▶ _WORK REQUIRED_:
Set down each of the lines below unchanged, character for character.

(Coordinate annotation lines)
━━━━━━

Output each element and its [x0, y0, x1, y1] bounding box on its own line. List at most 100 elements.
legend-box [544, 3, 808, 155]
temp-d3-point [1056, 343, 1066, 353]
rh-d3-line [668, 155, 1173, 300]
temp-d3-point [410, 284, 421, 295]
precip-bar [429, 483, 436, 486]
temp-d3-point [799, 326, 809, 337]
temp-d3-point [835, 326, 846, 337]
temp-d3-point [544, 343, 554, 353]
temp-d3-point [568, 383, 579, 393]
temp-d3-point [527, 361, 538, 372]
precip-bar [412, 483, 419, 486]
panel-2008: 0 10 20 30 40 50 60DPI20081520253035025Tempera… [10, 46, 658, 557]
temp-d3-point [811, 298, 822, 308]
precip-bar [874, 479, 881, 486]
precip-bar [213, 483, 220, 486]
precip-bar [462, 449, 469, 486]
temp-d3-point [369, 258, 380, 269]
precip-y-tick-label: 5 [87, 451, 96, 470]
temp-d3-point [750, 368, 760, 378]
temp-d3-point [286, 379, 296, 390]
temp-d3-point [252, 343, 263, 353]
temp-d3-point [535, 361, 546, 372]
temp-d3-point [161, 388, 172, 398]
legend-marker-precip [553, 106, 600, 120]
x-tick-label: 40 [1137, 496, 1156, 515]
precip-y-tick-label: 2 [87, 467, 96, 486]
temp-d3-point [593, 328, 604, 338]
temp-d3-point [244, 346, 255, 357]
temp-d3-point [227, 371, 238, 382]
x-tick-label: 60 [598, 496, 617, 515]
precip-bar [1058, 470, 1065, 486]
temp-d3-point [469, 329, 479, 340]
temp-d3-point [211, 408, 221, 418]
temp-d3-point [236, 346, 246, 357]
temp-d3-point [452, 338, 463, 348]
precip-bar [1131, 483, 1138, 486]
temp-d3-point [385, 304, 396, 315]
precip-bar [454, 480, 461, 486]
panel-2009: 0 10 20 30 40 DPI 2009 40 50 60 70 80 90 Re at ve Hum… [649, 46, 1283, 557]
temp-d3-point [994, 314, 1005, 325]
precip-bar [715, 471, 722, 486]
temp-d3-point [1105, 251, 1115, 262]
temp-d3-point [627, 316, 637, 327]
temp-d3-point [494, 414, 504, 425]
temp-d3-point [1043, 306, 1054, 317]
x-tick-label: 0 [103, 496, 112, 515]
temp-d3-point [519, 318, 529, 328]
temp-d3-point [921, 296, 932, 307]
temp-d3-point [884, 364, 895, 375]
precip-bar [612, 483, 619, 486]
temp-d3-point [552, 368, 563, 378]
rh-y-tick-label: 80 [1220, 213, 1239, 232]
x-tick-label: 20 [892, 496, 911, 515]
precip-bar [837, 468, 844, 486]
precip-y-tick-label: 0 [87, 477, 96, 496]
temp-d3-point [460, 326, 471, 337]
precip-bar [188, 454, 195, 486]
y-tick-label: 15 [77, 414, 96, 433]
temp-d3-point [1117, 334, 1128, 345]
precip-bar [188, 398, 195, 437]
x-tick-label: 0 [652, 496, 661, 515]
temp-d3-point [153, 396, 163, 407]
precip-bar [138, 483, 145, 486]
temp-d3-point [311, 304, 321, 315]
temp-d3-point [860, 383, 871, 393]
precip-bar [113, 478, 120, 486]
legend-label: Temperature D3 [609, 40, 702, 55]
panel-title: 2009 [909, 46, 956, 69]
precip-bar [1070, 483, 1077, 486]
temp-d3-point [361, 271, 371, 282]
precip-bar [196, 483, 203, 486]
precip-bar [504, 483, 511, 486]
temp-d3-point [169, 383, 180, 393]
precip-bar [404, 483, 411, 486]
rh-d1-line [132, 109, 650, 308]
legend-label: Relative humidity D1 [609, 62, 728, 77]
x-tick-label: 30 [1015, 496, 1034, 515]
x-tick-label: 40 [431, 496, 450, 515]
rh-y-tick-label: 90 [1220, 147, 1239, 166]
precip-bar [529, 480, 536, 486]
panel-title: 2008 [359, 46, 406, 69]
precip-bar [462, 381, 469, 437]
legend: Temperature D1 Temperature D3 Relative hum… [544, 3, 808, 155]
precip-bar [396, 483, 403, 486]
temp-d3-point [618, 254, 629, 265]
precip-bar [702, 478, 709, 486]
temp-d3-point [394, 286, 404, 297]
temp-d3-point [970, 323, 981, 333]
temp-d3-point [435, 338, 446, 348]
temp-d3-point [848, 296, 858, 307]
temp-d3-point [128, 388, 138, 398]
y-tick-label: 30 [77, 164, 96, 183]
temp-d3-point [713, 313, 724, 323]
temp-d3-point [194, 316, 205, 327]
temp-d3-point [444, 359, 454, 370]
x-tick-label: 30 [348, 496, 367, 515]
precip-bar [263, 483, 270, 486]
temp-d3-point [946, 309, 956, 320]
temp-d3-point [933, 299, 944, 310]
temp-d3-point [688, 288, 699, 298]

━━━━━━

▶ _FINISHED EXERCISE_:
Output each element and its [x0, y0, x1, y1] bounding box on its own line. List at most 100 elements.
legend-box [544, 3, 808, 155]
temp-d3-point [1056, 343, 1066, 353]
rh-d3-line [668, 155, 1173, 300]
temp-d3-point [410, 284, 421, 295]
precip-bar [429, 483, 436, 486]
temp-d3-point [799, 326, 809, 337]
temp-d3-point [835, 326, 846, 337]
temp-d3-point [544, 343, 554, 353]
temp-d3-point [568, 383, 579, 393]
temp-d3-point [527, 361, 538, 372]
precip-bar [412, 483, 419, 486]
panel-2008: 0 10 20 30 40 50 60DPI20081520253035025Tempera… [10, 46, 658, 557]
temp-d3-point [811, 298, 822, 308]
precip-bar [874, 479, 881, 486]
precip-bar [213, 483, 220, 486]
precip-bar [462, 449, 469, 486]
temp-d3-point [369, 258, 380, 269]
precip-y-tick-label: 5 [87, 451, 96, 470]
temp-d3-point [750, 368, 760, 378]
temp-d3-point [286, 379, 296, 390]
temp-d3-point [252, 343, 263, 353]
temp-d3-point [535, 361, 546, 372]
temp-d3-point [161, 388, 172, 398]
legend-marker-precip [553, 106, 600, 120]
x-tick-label: 40 [1137, 496, 1156, 515]
precip-y-tick-label: 2 [87, 467, 96, 486]
temp-d3-point [593, 328, 604, 338]
temp-d3-point [244, 346, 255, 357]
temp-d3-point [227, 371, 238, 382]
x-tick-label: 60 [598, 496, 617, 515]
precip-bar [1058, 470, 1065, 486]
temp-d3-point [469, 329, 479, 340]
temp-d3-point [211, 408, 221, 418]
temp-d3-point [236, 346, 246, 357]
temp-d3-point [452, 338, 463, 348]
precip-bar [1131, 483, 1138, 486]
temp-d3-point [385, 304, 396, 315]
precip-bar [454, 480, 461, 486]
panel-2009: 0 10 20 30 40 DPI 2009 40 50 60 70 80 90 Re at ve Hum… [649, 46, 1283, 557]
temp-d3-point [994, 314, 1005, 325]
precip-bar [715, 471, 722, 486]
temp-d3-point [1105, 251, 1115, 262]
temp-d3-point [627, 316, 637, 327]
temp-d3-point [494, 414, 504, 425]
temp-d3-point [1043, 306, 1054, 317]
x-tick-label: 0 [103, 496, 112, 515]
temp-d3-point [519, 318, 529, 328]
temp-d3-point [921, 296, 932, 307]
temp-d3-point [884, 364, 895, 375]
precip-bar [612, 483, 619, 486]
temp-d3-point [552, 368, 563, 378]
rh-y-tick-label: 80 [1220, 213, 1239, 232]
x-tick-label: 20 [892, 496, 911, 515]
precip-bar [837, 468, 844, 486]
precip-y-tick-label: 0 [87, 477, 96, 496]
temp-d3-point [460, 326, 471, 337]
precip-bar [188, 454, 195, 486]
y-tick-label: 15 [77, 414, 96, 433]
temp-d3-point [1117, 334, 1128, 345]
precip-bar [188, 398, 195, 437]
x-tick-label: 0 [652, 496, 661, 515]
temp-d3-point [153, 396, 163, 407]
precip-bar [138, 483, 145, 486]
temp-d3-point [311, 304, 321, 315]
temp-d3-point [860, 383, 871, 393]
precip-bar [113, 478, 120, 486]
legend-label: Temperature D3 [609, 40, 702, 55]
panel-title: 2009 [909, 46, 956, 69]
precip-bar [1070, 483, 1077, 486]
temp-d3-point [361, 271, 371, 282]
precip-bar [196, 483, 203, 486]
precip-bar [504, 483, 511, 486]
temp-d3-point [169, 383, 180, 393]
precip-bar [404, 483, 411, 486]
rh-d1-line [132, 109, 650, 308]
legend-label: Relative humidity D1 [609, 62, 728, 77]
x-tick-label: 30 [1015, 496, 1034, 515]
x-tick-label: 40 [431, 496, 450, 515]
rh-y-tick-label: 90 [1220, 147, 1239, 166]
precip-bar [529, 480, 536, 486]
panel-title: 2008 [359, 46, 406, 69]
precip-bar [462, 381, 469, 437]
legend: Temperature D1 Temperature D3 Relative hum… [544, 3, 808, 155]
precip-bar [396, 483, 403, 486]
temp-d3-point [618, 254, 629, 265]
precip-bar [702, 478, 709, 486]
temp-d3-point [394, 286, 404, 297]
temp-d3-point [970, 323, 981, 333]
temp-d3-point [435, 338, 446, 348]
temp-d3-point [848, 296, 858, 307]
temp-d3-point [128, 388, 138, 398]
y-tick-label: 30 [77, 164, 96, 183]
temp-d3-point [713, 313, 724, 323]
temp-d3-point [194, 316, 205, 327]
temp-d3-point [444, 359, 454, 370]
x-tick-label: 30 [348, 496, 367, 515]
precip-bar [263, 483, 270, 486]
temp-d3-point [946, 309, 956, 320]
temp-d3-point [933, 299, 944, 310]
temp-d3-point [688, 288, 699, 298]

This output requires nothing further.